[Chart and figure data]
###

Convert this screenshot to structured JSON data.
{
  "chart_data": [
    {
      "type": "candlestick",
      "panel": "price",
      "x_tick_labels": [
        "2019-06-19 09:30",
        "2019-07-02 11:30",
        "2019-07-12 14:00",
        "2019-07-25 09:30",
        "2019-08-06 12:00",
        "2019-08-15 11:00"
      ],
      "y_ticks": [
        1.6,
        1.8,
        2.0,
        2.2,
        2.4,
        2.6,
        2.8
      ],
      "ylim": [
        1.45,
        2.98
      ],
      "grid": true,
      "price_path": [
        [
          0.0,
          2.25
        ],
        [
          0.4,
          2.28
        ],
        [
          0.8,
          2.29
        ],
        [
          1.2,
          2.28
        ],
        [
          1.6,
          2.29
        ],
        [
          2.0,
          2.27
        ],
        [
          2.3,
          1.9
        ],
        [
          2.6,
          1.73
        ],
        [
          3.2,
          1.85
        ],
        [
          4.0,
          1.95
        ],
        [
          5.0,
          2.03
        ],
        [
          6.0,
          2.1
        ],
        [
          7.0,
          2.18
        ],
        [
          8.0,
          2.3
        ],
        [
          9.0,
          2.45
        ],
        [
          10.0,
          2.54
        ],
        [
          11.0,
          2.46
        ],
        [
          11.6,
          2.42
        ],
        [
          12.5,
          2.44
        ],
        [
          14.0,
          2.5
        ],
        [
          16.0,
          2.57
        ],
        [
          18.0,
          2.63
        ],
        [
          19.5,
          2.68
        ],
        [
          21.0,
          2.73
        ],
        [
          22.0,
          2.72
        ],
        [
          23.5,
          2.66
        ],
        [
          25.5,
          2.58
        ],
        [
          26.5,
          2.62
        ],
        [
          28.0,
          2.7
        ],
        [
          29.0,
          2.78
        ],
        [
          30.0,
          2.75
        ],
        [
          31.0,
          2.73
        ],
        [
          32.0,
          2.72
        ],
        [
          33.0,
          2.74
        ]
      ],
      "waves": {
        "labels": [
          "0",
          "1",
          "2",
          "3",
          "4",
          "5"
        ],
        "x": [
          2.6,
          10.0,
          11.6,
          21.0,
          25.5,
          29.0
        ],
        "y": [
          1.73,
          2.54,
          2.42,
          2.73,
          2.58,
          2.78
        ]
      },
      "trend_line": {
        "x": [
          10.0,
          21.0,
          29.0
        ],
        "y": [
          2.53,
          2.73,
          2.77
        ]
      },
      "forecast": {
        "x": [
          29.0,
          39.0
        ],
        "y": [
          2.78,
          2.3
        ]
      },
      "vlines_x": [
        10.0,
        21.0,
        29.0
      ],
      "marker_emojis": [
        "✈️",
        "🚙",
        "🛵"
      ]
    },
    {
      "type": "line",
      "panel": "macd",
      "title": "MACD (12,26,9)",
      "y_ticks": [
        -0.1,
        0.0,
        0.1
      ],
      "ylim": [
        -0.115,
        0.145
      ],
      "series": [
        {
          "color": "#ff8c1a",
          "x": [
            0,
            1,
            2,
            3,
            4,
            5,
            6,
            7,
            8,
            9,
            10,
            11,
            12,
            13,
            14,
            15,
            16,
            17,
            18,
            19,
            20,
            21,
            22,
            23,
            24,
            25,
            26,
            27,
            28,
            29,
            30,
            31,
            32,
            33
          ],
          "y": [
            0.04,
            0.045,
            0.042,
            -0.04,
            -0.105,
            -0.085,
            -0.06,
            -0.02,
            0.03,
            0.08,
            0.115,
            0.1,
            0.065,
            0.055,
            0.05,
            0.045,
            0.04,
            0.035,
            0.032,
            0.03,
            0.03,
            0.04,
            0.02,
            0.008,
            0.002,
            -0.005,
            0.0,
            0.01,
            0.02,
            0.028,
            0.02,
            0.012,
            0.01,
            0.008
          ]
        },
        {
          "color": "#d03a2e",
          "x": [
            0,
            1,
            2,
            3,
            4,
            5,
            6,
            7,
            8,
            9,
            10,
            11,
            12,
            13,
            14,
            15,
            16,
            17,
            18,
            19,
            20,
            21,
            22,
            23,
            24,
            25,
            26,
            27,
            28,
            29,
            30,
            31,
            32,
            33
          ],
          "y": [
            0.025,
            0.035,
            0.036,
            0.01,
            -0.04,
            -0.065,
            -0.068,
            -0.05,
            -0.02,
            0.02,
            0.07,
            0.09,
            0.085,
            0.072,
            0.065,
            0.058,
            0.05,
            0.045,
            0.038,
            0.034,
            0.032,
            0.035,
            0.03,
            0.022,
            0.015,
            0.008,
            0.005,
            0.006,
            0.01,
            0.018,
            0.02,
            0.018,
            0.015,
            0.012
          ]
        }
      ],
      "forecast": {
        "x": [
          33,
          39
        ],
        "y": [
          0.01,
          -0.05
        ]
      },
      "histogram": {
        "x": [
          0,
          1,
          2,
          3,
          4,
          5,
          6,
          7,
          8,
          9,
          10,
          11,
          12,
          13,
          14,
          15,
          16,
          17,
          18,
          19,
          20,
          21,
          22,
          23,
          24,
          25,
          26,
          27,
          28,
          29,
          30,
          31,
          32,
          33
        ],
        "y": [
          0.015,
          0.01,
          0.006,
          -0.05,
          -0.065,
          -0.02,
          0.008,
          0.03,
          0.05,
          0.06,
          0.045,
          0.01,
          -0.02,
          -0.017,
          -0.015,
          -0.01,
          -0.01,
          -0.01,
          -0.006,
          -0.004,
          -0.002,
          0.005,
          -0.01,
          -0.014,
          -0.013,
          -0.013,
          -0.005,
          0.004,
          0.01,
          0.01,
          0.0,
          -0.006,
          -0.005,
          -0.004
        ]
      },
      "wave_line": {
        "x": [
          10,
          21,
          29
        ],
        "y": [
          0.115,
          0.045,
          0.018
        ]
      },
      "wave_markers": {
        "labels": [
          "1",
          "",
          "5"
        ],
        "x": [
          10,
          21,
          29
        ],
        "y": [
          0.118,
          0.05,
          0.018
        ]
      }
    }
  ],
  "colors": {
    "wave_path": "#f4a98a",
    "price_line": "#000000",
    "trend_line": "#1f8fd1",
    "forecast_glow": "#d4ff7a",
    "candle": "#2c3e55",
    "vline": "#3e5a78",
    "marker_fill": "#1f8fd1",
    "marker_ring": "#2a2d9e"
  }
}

###

The exercise
Each line of the listing should be echoed back exactly.

Answer to the problem
Convert this screenshot to structured JSON data.
{
  "chart_data": [
    {
      "type": "candlestick",
      "panel": "price",
      "x_tick_labels": [
        "2019-06-19 09:30",
        "2019-07-02 11:30",
        "2019-07-12 14:00",
        "2019-07-25 09:30",
        "2019-08-06 12:00",
        "2019-08-15 11:00"
      ],
      "y_ticks": [
        1.6,
        1.8,
        2.0,
        2.2,
        2.4,
        2.6,
        2.8
      ],
      "ylim": [
        1.45,
        2.98
      ],
      "grid": true,
      "price_path": [
        [
          0.0,
          2.25
        ],
        [
          0.4,
          2.28
        ],
        [
          0.8,
          2.29
        ],
        [
          1.2,
          2.28
        ],
        [
          1.6,
          2.29
        ],
        [
          2.0,
          2.27
        ],
        [
          2.3,
          1.9
        ],
        [
          2.6,
          1.73
        ],
        [
          3.2,
          1.85
        ],
        [
          4.0,
          1.95
        ],
        [
          5.0,
          2.03
        ],
        [
          6.0,
          2.1
        ],
        [
          7.0,
          2.18
        ],
        [
          8.0,
          2.3
        ],
        [
          9.0,
          2.45
        ],
        [
          10.0,
          2.54
        ],
        [
          11.0,
          2.46
        ],
        [
          11.6,
          2.42
        ],
        [
          12.5,
          2.44
        ],
        [
          14.0,
          2.5
        ],
        [
          16.0,
          2.57
        ],
        [
          18.0,
          2.63
        ],
        [
          19.5,
          2.68
        ],
        [
          21.0,
          2.73
        ],
        [
          22.0,
          2.72
        ],
        [
          23.5,
          2.66
        ],
        [
          25.5,
          2.58
        ],
        [
          26.5,
          2.62
        ],
        [
          28.0,
          2.7
        ],
        [
          29.0,
          2.78
        ],
        [
          30.0,
          2.75
        ],
        [
          31.0,
          2.73
        ],
        [
          32.0,
          2.72
        ],
        [
          33.0,
          2.74
        ]
      ],
      "waves": {
        "labels": [
          "0",
          "1",
          "2",
          "3",
          "4",
          "5"
        ],
        "x": [
          2.6,
          10.0,
          11.6,
          21.0,
          25.5,
          29.0
        ],
        "y": [
          1.73,
          2.54,
          2.42,
          2.73,
          2.58,
          2.78
        ]
      },
      "trend_line": {
        "x": [
          10.0,
          21.0,
          29.0
        ],
        "y": [
          2.53,
          2.73,
          2.77
        ]
      },
      "forecast": {
        "x": [
          29.0,
          39.0
        ],
        "y": [
          2.78,
          2.3
        ]
      },
      "vlines_x": [
        10.0,
        21.0,
        29.0
      ],
      "marker_emojis": [
        "✈️",
        "🚙",
        "🛵"
      ]
    },
    {
      "type": "line",
      "panel": "macd",
      "title": "MACD (12,26,9)",
      "y_ticks": [
        -0.1,
        0.0,
        0.1
      ],
      "ylim": [
        -0.115,
        0.145
      ],
      "series": [
        {
          "color": "#ff8c1a",
          "x": [
            0,
            1,
            2,
            3,
            4,
            5,
            6,
            7,
            8,
            9,
            10,
            11,
            12,
            13,
            14,
            15,
            16,
            17,
            18,
            19,
            20,
            21,
            22,
            23,
            24,
            25,
            26,
            27,
            28,
            29,
            30,
            31,
            32,
            33
          ],
          "y": [
            0.04,
            0.045,
            0.042,
            -0.04,
            -0.105,
            -0.085,
            -0.06,
            -0.02,
            0.03,
            0.08,
            0.115,
            0.1,
            0.065,
            0.055,
            0.05,
            0.045,
            0.04,
            0.035,
            0.032,
            0.03,
            0.03,
            0.04,
            0.02,
            0.008,
            0.002,
            -0.005,
            0.0,
            0.01,
            0.02,
            0.028,
            0.02,
            0.012,
            0.01,
            0.008
          ]
        },
        {
          "color": "#d03a2e",
          "x": [
            0,
            1,
            2,
            3,
            4,
            5,
            6,
            7,
            8,
            9,
            10,
            11,
            12,
            13,
            14,
            15,
            16,
            17,
            18,
            19,
            20,
            21,
            22,
            23,
            24,
            25,
            26,
            27,
            28,
            29,
            30,
            31,
            32,
            33
          ],
          "y": [
            0.025,
            0.035,
            0.036,
            0.01,
            -0.04,
            -0.065,
            -0.068,
            -0.05,
            -0.02,
            0.02,
            0.07,
            0.09,
            0.085,
            0.072,
            0.065,
            0.058,
            0.05,
            0.045,
            0.038,
            0.034,
            0.032,
            0.035,
            0.03,
            0.022,
            0.015,
            0.008,
            0.005,
            0.006,
            0.01,
            0.018,
            0.02,
            0.018,
            0.015,
            0.012
          ]
        }
      ],
      "forecast": {
        "x": [
          33,
          39
        ],
        "y": [
          0.01,
          -0.05
        ]
      },
      "histogram": {
        "x": [
          0,
          1,
          2,
          3,
          4,
          5,
          6,
          7,
          8,
          9,
          10,
          11,
          12,
          13,
          14,
          15,
          16,
          17,
          18,
          19,
          20,
          21,
          22,
          23,
          24,
          25,
          26,
          27,
          28,
          29,
          30,
          31,
          32,
          33
        ],
        "y": [
          0.015,
          0.01,
          0.006,
          -0.05,
          -0.065,
          -0.02,
          0.008,
          0.03,
          0.05,
          0.06,
          0.045,
          0.01,
          -0.02,
          -0.017,
          -0.015,
          -0.01,
          -0.01,
          -0.01,
          -0.006,
          -0.004,
          -0.002,
          0.005,
          -0.01,
          -0.014,
          -0.013,
          -0.013,
          -0.005,
          0.004,
          0.01,
          0.01,
          0.0,
          -0.006,
          -0.005,
          -0.004
        ]
      },
      "wave_line": {
        "x": [
          10,
          21,
          29
        ],
        "y": [
          0.115,
          0.045,
          0.018
        ]
      },
      "wave_markers": {
        "labels": [
          "1",
          "",
          "5"
        ],
        "x": [
          10,
          21,
          29
        ],
        "y": [
          0.118,
          0.05,
          0.018
        ]
      }
    }
  ],
  "colors": {
    "wave_path": "#f4a98a",
    "price_line": "#000000",
    "trend_line": "#1f8fd1",
    "forecast_glow": "#d4ff7a",
    "candle": "#2c3e55",
    "vline": "#3e5a78",
    "marker_fill": "#1f8fd1",
    "marker_ring": "#2a2d9e"
  }
}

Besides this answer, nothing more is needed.